* _Data to process_
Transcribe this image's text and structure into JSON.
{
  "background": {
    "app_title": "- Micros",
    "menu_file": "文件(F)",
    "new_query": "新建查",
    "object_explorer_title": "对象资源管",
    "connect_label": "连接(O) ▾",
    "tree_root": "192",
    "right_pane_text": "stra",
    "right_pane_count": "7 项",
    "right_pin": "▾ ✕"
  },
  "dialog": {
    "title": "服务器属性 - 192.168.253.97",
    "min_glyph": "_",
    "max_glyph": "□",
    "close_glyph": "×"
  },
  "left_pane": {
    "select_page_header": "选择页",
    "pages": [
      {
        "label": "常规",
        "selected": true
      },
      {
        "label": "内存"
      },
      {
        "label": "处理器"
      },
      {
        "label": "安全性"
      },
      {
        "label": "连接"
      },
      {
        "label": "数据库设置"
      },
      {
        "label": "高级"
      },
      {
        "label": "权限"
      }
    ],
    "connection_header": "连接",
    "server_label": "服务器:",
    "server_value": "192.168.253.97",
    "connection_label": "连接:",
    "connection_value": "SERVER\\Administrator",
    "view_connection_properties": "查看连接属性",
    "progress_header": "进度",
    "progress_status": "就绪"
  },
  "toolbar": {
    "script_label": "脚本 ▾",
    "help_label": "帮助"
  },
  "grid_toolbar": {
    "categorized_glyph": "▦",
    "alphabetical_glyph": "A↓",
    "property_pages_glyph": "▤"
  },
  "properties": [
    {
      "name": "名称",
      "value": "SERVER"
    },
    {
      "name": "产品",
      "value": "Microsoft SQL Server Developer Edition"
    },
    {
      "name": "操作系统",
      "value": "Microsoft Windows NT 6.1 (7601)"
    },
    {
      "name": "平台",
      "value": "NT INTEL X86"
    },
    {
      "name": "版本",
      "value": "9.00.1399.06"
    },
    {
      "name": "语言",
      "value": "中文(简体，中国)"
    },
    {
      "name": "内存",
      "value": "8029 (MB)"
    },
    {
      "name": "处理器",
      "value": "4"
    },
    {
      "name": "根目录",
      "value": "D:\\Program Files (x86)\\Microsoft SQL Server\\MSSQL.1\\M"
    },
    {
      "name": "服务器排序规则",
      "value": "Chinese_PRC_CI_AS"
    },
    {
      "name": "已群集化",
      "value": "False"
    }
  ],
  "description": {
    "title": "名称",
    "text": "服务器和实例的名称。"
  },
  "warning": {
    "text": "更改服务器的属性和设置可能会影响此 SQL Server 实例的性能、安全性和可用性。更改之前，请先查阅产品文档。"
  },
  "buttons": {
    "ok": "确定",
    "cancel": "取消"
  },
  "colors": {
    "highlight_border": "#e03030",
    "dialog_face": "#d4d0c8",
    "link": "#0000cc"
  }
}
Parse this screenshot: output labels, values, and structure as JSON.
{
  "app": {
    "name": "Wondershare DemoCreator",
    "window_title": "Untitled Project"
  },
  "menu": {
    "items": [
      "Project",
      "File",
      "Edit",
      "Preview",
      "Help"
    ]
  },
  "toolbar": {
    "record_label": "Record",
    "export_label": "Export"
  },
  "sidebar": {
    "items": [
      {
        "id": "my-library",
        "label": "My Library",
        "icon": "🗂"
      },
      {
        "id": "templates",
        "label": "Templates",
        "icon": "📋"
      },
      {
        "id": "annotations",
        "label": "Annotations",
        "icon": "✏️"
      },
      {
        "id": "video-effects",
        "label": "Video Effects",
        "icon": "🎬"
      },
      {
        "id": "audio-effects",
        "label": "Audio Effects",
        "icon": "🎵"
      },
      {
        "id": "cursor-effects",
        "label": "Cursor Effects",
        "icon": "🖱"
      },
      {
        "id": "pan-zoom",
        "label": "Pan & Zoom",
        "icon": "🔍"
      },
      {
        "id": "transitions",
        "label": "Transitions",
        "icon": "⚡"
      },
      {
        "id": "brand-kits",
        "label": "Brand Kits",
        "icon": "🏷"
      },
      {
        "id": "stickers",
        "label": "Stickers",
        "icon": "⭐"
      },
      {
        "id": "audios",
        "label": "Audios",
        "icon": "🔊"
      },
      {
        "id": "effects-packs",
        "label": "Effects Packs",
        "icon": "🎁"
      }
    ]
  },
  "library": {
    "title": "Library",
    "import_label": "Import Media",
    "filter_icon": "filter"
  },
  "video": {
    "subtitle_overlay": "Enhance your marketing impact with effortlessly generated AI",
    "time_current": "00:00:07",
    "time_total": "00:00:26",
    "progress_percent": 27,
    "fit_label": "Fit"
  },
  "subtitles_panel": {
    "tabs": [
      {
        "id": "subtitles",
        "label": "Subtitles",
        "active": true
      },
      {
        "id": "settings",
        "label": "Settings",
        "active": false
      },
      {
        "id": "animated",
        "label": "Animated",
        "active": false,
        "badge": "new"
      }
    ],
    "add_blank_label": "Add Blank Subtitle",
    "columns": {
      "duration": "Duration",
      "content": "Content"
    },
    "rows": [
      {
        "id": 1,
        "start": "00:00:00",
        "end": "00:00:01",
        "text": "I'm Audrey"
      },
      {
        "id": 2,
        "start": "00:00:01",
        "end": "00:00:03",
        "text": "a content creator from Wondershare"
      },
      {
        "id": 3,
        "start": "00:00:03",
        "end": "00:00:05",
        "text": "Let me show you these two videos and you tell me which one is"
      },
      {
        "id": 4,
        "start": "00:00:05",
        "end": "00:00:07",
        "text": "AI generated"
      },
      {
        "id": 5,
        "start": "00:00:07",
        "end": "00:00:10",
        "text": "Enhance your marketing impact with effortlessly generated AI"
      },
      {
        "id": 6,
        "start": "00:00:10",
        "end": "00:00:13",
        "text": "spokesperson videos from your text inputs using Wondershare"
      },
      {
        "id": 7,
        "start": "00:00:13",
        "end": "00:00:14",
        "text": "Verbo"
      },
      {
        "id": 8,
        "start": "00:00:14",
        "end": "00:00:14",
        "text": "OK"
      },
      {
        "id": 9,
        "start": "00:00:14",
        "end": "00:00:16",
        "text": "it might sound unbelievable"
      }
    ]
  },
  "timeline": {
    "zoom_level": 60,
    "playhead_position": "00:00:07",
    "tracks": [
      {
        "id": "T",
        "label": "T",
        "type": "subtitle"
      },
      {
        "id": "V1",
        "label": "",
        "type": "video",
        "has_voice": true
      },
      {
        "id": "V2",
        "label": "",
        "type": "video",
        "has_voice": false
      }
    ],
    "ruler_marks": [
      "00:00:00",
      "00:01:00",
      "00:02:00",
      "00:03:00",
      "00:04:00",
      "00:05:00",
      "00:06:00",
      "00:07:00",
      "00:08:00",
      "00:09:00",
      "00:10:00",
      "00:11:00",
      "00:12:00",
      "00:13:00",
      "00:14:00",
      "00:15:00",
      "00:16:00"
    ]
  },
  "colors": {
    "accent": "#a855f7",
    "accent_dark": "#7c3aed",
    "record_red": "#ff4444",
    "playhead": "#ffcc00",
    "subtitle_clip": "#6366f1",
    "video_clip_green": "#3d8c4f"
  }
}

* _Your task_
Using the records above, find and show each line with the string "JSON".

* _The answer_
Transcribe this image's text and structure into JSON.
Parse this screenshot: output labels, values, and structure as JSON.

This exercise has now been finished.